"""
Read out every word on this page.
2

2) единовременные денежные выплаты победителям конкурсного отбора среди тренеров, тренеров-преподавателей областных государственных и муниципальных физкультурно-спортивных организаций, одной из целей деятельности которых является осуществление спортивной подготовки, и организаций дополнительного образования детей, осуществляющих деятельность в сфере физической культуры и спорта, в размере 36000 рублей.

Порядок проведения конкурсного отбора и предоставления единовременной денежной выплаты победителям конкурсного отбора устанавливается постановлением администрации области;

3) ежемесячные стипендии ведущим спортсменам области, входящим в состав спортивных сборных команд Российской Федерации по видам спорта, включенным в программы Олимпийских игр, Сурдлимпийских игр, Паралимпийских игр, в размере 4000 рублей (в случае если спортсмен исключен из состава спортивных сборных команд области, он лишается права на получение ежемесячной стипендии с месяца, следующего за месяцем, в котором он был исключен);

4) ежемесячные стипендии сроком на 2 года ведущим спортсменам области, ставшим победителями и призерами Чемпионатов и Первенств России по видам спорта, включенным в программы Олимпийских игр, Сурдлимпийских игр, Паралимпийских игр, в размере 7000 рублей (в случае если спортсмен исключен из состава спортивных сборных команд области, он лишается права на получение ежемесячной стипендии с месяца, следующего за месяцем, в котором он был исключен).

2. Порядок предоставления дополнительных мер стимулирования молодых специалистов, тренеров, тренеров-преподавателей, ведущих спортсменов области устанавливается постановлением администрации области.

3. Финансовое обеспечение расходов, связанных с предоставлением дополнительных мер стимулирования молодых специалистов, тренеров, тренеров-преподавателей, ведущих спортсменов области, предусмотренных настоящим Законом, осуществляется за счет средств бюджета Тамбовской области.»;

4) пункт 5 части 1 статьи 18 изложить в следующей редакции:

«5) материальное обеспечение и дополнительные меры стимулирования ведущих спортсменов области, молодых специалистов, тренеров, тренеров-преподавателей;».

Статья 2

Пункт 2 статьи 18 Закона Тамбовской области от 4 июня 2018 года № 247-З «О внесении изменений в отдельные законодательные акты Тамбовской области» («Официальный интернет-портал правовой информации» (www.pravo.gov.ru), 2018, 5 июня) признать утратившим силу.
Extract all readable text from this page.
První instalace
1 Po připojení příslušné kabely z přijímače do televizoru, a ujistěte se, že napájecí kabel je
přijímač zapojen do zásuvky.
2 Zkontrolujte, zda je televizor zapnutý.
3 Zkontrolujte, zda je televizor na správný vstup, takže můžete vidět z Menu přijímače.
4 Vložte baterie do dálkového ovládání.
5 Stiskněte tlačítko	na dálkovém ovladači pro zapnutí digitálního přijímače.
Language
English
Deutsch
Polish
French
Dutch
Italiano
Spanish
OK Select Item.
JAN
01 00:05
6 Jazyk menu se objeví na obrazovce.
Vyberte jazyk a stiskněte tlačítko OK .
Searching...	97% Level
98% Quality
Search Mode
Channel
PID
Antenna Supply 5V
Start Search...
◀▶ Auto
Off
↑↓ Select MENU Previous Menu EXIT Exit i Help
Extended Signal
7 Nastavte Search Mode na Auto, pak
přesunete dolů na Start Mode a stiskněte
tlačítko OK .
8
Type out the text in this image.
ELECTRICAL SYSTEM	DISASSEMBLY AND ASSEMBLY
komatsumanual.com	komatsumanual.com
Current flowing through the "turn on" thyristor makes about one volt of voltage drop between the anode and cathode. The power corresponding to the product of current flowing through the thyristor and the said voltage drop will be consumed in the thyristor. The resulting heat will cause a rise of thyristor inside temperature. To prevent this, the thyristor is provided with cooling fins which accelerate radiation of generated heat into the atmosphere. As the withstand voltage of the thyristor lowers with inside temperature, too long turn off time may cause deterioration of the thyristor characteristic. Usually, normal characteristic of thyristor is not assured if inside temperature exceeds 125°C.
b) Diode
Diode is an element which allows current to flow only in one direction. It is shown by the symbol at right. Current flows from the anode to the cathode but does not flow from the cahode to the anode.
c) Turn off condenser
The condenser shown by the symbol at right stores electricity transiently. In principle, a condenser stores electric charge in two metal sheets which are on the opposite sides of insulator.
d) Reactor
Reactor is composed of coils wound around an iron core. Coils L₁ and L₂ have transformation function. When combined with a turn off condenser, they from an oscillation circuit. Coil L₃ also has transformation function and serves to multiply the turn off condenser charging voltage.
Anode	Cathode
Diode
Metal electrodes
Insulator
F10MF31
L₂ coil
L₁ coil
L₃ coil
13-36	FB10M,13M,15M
"""
* [SHORT PROBLEM]:
Identify each line containing the string "тренеров" and copy it out.

* [EXERCISE SOLUTION]:
2) единовременные денежные выплаты победителям конкурсного отбора среди тренеров, тренеров-преподавателей областных государственных и муниципальных физкультурно-спортивных организаций, одной из целей деятельности которых является осуществление спортивной подготовки, и организаций дополнительного образования детей, осуществляющих деятельность в сфере физической культуры и спорта, в размере 36000 рублей.
2. Порядок предоставления дополнительных мер стимулирования молодых специалистов, тренеров, тренеров-преподавателей, ведущих спортсменов области устанавливается постановлением администрации области.
3. Финансовое обеспечение расходов, связанных с предоставлением дополнительных мер стимулирования молодых специалистов, тренеров, тренеров-преподавателей, ведущих спортсменов области, предусмотренных настоящим Законом, осуществляется за счет средств бюджета Тамбовской области.»;
«5) материальное обеспечение и дополнительные меры стимулирования ведущих спортсменов области, молодых специалистов, тренеров, тренеров-преподавателей;».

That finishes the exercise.